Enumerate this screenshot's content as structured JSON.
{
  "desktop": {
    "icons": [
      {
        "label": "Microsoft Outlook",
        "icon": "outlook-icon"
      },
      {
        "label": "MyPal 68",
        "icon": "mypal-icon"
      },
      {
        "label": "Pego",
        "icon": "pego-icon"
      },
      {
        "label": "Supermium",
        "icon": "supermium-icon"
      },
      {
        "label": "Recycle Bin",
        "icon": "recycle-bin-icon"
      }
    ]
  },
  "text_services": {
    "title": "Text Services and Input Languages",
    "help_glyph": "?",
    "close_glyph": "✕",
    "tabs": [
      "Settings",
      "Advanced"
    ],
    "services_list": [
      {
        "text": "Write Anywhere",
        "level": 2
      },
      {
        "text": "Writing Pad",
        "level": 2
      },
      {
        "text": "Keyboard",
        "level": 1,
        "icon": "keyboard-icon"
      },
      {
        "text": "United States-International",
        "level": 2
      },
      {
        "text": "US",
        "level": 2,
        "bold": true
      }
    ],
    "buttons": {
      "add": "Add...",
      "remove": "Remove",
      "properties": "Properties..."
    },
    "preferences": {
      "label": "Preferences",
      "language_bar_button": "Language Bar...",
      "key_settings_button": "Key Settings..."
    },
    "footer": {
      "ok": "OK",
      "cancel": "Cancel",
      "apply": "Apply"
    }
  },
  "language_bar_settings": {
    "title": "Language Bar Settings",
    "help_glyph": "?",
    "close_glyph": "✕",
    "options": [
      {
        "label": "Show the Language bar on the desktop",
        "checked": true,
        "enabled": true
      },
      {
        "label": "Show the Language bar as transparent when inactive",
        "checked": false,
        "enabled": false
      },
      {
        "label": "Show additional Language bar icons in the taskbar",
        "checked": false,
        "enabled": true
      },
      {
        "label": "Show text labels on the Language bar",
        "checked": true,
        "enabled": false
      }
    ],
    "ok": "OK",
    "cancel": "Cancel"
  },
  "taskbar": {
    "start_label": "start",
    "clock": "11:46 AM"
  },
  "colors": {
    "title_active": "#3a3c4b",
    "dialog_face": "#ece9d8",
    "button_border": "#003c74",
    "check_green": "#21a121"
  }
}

* **Written exercise**:
Every record shown above should be written out again exactly.

* **Complete output**:
Enumerate this screenshot's content as structured JSON.
{
  "desktop": {
    "icons": [
      {
        "label": "Microsoft Outlook",
        "icon": "outlook-icon"
      },
      {
        "label": "MyPal 68",
        "icon": "mypal-icon"
      },
      {
        "label": "Pego",
        "icon": "pego-icon"
      },
      {
        "label": "Supermium",
        "icon": "supermium-icon"
      },
      {
        "label": "Recycle Bin",
        "icon": "recycle-bin-icon"
      }
    ]
  },
  "text_services": {
    "title": "Text Services and Input Languages",
    "help_glyph": "?",
    "close_glyph": "✕",
    "tabs": [
      "Settings",
      "Advanced"
    ],
    "services_list": [
      {
        "text": "Write Anywhere",
        "level": 2
      },
      {
        "text": "Writing Pad",
        "level": 2
      },
      {
        "text": "Keyboard",
        "level": 1,
        "icon": "keyboard-icon"
      },
      {
        "text": "United States-International",
        "level": 2
      },
      {
        "text": "US",
        "level": 2,
        "bold": true
      }
    ],
    "buttons": {
      "add": "Add...",
      "remove": "Remove",
      "properties": "Properties..."
    },
    "preferences": {
      "label": "Preferences",
      "language_bar_button": "Language Bar...",
      "key_settings_button": "Key Settings..."
    },
    "footer": {
      "ok": "OK",
      "cancel": "Cancel",
      "apply": "Apply"
    }
  },
  "language_bar_settings": {
    "title": "Language Bar Settings",
    "help_glyph": "?",
    "close_glyph": "✕",
    "options": [
      {
        "label": "Show the Language bar on the desktop",
        "checked": true,
        "enabled": true
      },
      {
        "label": "Show the Language bar as transparent when inactive",
        "checked": false,
        "enabled": false
      },
      {
        "label": "Show additional Language bar icons in the taskbar",
        "checked": false,
        "enabled": true
      },
      {
        "label": "Show text labels on the Language bar",
        "checked": true,
        "enabled": false
      }
    ],
    "ok": "OK",
    "cancel": "Cancel"
  },
  "taskbar": {
    "start_label": "start",
    "clock": "11:46 AM"
  },
  "colors": {
    "title_active": "#3a3c4b",
    "dialog_face": "#ece9d8",
    "button_border": "#003c74",
    "check_green": "#21a121"
  }
}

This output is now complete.